**Records shown**
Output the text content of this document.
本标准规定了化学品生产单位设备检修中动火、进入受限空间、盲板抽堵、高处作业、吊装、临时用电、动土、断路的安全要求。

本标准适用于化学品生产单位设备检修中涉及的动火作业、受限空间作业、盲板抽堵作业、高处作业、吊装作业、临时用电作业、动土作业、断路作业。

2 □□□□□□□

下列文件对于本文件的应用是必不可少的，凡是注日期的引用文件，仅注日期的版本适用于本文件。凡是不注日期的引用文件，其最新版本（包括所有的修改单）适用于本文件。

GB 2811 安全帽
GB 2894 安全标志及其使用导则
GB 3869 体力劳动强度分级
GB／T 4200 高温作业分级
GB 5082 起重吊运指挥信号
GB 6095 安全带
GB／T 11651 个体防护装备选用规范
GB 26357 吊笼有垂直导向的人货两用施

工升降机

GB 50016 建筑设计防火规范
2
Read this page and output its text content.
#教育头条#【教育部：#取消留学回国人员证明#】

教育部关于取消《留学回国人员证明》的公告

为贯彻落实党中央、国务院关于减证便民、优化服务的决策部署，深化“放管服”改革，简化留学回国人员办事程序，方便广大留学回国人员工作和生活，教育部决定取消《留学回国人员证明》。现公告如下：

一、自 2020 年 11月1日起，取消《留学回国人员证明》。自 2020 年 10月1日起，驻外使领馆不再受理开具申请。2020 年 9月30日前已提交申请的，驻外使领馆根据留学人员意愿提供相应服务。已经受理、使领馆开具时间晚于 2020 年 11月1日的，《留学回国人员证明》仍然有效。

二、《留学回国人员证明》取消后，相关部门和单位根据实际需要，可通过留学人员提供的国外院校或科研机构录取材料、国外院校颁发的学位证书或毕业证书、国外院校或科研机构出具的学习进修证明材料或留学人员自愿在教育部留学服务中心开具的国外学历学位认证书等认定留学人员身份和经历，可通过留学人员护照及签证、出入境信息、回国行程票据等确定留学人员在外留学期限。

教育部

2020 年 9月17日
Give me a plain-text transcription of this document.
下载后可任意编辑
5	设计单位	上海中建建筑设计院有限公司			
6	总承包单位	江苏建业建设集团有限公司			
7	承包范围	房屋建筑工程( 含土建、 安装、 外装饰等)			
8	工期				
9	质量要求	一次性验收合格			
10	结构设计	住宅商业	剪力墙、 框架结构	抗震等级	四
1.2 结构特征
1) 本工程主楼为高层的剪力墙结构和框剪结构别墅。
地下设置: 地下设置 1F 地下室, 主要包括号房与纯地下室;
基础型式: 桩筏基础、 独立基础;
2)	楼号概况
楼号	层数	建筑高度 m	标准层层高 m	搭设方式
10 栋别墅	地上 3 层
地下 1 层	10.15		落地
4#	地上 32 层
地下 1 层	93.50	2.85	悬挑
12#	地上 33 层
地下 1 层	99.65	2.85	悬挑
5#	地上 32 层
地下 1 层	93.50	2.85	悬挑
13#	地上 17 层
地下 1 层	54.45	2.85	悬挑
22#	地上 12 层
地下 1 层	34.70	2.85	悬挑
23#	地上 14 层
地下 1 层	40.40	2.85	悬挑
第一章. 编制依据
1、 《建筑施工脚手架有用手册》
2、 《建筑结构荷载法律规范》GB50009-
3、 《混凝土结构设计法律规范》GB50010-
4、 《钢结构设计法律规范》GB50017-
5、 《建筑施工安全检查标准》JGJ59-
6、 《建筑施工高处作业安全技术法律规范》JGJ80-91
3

**Written exercise**
Reproduce each record exactly, leaving nothing out.

**Task output**
Output the text content of this document.
本标准规定了化学品生产单位设备检修中动火、进入受限空间、盲板抽堵、高处作业、吊装、临时用电、动土、断路的安全要求。

本标准适用于化学品生产单位设备检修中涉及的动火作业、受限空间作业、盲板抽堵作业、高处作业、吊装作业、临时用电作业、动土作业、断路作业。

2 □□□□□□□

下列文件对于本文件的应用是必不可少的，凡是注日期的引用文件，仅注日期的版本适用于本文件。凡是不注日期的引用文件，其最新版本（包括所有的修改单）适用于本文件。

GB 2811 安全帽
GB 2894 安全标志及其使用导则
GB 3869 体力劳动强度分级
GB／T 4200 高温作业分级
GB 5082 起重吊运指挥信号
GB 6095 安全带
GB／T 11651 个体防护装备选用规范
GB 26357 吊笼有垂直导向的人货两用施

工升降机

GB 50016 建筑设计防火规范
2
Read this page and output its text content.
#教育头条#【教育部：#取消留学回国人员证明#】

教育部关于取消《留学回国人员证明》的公告

为贯彻落实党中央、国务院关于减证便民、优化服务的决策部署，深化“放管服”改革，简化留学回国人员办事程序，方便广大留学回国人员工作和生活，教育部决定取消《留学回国人员证明》。现公告如下：

一、自 2020 年 11月1日起，取消《留学回国人员证明》。自 2020 年 10月1日起，驻外使领馆不再受理开具申请。2020 年 9月30日前已提交申请的，驻外使领馆根据留学人员意愿提供相应服务。已经受理、使领馆开具时间晚于 2020 年 11月1日的，《留学回国人员证明》仍然有效。

二、《留学回国人员证明》取消后，相关部门和单位根据实际需要，可通过留学人员提供的国外院校或科研机构录取材料、国外院校颁发的学位证书或毕业证书、国外院校或科研机构出具的学习进修证明材料或留学人员自愿在教育部留学服务中心开具的国外学历学位认证书等认定留学人员身份和经历，可通过留学人员护照及签证、出入境信息、回国行程票据等确定留学人员在外留学期限。

教育部

2020 年 9月17日
Give me a plain-text transcription of this document.
下载后可任意编辑
5	设计单位	上海中建建筑设计院有限公司			
6	总承包单位	江苏建业建设集团有限公司			
7	承包范围	房屋建筑工程( 含土建、 安装、 外装饰等)			
8	工期				
9	质量要求	一次性验收合格			
10	结构设计	住宅商业	剪力墙、 框架结构	抗震等级	四
1.2 结构特征
1) 本工程主楼为高层的剪力墙结构和框剪结构别墅。
地下设置: 地下设置 1F 地下室, 主要包括号房与纯地下室;
基础型式: 桩筏基础、 独立基础;
2)	楼号概况
楼号	层数	建筑高度 m	标准层层高 m	搭设方式
10 栋别墅	地上 3 层
地下 1 层	10.15		落地
4#	地上 32 层
地下 1 层	93.50	2.85	悬挑
12#	地上 33 层
地下 1 层	99.65	2.85	悬挑
5#	地上 32 层
地下 1 层	93.50	2.85	悬挑
13#	地上 17 层
地下 1 层	54.45	2.85	悬挑
22#	地上 12 层
地下 1 层	34.70	2.85	悬挑
23#	地上 14 层
地下 1 层	40.40	2.85	悬挑
第一章. 编制依据
1、 《建筑施工脚手架有用手册》
2、 《建筑结构荷载法律规范》GB50009-
3、 《混凝土结构设计法律规范》GB50010-
4、 《钢结构设计法律规范》GB50017-
5、 《建筑施工安全检查标准》JGJ59-
6、 《建筑施工高处作业安全技术法律规范》JGJ80-91
3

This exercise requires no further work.